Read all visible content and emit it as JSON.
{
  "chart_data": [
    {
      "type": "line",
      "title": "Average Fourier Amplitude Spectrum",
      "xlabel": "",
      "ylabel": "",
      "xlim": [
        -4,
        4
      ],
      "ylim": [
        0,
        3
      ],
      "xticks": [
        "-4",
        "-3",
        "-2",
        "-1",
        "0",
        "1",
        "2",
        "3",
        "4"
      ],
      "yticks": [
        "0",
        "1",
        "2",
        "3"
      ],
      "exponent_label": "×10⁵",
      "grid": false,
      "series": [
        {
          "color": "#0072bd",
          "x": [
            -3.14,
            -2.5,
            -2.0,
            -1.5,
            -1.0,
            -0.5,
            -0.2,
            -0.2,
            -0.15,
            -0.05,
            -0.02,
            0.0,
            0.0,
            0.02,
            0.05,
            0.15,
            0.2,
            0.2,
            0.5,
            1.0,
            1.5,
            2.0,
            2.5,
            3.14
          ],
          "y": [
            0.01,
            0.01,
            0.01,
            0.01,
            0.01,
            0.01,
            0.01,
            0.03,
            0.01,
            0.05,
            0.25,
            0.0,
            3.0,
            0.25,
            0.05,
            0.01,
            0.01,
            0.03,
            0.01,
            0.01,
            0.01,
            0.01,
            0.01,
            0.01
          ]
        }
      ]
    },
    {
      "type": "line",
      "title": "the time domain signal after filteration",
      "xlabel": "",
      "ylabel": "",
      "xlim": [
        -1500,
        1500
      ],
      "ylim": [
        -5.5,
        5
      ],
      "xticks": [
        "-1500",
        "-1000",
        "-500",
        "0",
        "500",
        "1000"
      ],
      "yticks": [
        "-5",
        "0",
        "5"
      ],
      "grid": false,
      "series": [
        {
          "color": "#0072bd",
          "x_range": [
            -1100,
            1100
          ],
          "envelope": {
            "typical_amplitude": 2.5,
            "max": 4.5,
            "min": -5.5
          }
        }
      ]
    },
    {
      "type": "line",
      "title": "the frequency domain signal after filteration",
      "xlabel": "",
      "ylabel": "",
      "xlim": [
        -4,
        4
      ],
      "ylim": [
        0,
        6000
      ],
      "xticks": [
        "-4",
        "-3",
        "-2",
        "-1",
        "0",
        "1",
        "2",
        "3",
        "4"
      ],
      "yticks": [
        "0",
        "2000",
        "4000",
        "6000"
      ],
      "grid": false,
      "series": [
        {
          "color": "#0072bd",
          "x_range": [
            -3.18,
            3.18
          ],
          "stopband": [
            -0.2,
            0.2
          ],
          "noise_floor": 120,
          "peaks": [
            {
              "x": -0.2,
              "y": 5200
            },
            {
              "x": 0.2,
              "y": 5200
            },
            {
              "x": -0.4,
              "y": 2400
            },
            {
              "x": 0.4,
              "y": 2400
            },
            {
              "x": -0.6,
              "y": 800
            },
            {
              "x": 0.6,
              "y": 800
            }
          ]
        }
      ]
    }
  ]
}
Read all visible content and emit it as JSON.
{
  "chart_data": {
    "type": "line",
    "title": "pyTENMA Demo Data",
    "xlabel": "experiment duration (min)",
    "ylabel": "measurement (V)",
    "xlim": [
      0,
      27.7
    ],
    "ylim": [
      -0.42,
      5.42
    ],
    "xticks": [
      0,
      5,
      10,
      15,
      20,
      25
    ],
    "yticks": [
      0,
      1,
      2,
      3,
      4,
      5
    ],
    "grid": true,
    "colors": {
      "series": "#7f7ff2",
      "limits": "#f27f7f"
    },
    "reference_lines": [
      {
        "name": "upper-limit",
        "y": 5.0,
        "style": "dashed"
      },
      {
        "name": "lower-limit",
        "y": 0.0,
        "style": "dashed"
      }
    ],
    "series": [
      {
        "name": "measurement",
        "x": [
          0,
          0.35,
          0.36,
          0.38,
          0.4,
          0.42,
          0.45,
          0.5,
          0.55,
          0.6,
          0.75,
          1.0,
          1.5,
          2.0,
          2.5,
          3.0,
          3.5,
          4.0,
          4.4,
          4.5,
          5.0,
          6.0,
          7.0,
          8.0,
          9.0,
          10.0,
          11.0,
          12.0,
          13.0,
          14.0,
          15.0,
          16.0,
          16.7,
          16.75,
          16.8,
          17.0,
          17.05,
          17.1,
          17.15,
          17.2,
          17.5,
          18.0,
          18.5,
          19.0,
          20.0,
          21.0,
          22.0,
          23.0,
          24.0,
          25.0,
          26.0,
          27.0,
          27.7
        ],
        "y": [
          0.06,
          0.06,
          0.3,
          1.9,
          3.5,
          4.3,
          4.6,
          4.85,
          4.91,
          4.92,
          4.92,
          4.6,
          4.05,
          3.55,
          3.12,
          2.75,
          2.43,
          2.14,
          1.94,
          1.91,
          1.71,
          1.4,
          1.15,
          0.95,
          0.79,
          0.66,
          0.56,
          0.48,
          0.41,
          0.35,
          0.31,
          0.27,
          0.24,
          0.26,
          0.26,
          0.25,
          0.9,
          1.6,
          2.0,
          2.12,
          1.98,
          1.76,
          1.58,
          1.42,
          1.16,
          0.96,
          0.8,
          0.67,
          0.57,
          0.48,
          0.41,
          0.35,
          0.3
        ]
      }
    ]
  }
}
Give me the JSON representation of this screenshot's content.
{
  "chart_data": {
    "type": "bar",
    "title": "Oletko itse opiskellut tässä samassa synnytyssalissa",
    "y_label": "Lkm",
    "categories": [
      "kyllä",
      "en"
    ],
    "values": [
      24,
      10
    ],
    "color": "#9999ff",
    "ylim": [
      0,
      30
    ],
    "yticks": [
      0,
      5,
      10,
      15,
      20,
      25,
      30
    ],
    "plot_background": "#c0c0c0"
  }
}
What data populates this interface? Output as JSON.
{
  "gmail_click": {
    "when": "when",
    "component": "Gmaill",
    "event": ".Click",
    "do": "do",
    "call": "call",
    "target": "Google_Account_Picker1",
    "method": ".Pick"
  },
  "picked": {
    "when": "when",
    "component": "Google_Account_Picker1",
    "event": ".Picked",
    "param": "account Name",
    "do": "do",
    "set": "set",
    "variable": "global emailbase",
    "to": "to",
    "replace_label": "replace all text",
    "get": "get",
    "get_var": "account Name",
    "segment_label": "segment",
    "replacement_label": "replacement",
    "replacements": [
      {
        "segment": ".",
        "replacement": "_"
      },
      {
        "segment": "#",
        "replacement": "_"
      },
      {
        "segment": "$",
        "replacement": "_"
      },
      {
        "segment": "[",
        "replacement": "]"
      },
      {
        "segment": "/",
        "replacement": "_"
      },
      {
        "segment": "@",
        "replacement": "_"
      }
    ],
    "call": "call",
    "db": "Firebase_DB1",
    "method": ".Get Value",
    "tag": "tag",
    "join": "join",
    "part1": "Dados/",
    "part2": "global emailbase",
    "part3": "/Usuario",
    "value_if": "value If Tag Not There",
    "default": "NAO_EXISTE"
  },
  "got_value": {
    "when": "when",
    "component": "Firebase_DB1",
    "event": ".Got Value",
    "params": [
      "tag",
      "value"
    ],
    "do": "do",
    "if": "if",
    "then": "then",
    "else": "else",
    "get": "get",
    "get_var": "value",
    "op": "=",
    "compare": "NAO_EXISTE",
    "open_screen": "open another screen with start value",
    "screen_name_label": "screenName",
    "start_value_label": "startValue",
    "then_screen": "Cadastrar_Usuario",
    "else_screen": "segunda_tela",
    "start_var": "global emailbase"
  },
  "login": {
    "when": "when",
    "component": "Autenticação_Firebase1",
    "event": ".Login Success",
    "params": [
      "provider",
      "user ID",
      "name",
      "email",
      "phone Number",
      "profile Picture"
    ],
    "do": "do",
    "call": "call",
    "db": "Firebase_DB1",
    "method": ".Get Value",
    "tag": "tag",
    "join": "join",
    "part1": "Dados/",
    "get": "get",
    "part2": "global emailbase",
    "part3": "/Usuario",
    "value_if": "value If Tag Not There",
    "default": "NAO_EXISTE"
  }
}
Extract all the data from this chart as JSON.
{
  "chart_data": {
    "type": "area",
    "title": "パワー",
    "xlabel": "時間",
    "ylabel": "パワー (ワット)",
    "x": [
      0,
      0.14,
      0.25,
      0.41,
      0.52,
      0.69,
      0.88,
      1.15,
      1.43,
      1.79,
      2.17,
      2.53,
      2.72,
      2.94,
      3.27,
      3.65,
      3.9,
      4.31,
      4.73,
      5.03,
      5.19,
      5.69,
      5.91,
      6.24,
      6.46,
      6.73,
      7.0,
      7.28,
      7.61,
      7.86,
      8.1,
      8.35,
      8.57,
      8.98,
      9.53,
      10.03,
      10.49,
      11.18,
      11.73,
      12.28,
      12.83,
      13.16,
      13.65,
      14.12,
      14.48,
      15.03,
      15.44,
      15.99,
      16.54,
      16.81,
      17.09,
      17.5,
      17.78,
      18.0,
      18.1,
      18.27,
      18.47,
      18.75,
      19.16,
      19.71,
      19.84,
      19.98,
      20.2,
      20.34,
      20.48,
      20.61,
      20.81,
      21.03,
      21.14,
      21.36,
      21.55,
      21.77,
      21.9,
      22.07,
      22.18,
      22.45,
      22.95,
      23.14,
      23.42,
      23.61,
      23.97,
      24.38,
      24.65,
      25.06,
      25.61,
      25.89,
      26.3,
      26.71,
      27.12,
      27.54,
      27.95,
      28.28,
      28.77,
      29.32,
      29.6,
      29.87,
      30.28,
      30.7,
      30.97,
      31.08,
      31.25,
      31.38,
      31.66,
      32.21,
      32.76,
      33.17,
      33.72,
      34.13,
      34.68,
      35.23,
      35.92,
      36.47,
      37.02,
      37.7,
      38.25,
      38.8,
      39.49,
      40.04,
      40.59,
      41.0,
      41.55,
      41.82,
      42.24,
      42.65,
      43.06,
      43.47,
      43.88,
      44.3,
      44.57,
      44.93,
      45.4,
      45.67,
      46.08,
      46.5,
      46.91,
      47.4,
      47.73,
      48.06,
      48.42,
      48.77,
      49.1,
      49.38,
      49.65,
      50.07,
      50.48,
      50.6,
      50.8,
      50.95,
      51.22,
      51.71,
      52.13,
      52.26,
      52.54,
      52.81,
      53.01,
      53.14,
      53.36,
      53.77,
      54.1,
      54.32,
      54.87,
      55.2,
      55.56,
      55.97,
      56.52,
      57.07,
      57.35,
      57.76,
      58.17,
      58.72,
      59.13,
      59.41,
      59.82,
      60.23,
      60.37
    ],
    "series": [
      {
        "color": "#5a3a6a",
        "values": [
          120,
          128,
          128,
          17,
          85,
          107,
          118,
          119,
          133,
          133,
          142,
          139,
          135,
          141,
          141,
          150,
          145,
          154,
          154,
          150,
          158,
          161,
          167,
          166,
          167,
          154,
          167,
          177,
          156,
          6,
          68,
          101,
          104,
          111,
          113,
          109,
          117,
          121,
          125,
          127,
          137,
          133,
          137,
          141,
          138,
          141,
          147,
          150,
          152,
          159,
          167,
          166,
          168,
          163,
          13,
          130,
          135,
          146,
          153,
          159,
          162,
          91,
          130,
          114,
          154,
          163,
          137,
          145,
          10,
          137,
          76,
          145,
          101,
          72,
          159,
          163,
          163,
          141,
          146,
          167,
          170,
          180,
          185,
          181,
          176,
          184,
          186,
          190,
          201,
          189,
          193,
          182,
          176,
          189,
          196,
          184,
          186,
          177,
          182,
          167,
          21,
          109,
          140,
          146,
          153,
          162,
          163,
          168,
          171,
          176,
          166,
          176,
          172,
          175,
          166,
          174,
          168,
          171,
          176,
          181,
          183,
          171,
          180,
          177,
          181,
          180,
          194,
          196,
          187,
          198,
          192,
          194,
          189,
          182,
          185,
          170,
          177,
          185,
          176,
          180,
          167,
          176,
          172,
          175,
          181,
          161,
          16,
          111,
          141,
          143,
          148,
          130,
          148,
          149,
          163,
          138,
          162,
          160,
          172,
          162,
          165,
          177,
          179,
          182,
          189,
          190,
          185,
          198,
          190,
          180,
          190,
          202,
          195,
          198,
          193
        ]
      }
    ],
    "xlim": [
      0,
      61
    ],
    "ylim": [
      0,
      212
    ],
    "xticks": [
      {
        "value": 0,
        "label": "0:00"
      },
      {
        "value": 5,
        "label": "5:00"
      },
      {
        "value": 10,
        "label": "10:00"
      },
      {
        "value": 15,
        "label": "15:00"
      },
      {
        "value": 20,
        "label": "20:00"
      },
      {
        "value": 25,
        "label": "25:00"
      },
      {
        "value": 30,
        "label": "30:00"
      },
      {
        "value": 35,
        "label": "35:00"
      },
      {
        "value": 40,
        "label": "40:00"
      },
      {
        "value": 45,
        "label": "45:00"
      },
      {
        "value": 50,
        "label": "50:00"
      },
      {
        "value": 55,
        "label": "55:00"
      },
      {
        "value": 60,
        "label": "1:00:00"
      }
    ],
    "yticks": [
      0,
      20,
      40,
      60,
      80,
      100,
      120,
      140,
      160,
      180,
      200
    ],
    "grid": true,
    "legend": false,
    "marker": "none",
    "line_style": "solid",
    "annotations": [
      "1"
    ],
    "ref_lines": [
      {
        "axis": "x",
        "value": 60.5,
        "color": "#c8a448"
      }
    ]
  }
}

******************************

• Problem statement: Search the entries for the word "segment" and gather every line where it appears.

• The reply:
    "segment_label": "segment",
        "segment": ".",
        "segment": "#",
        "segment": "$",
        "segment": "[",
        "segment": "/",
        "segment": "@",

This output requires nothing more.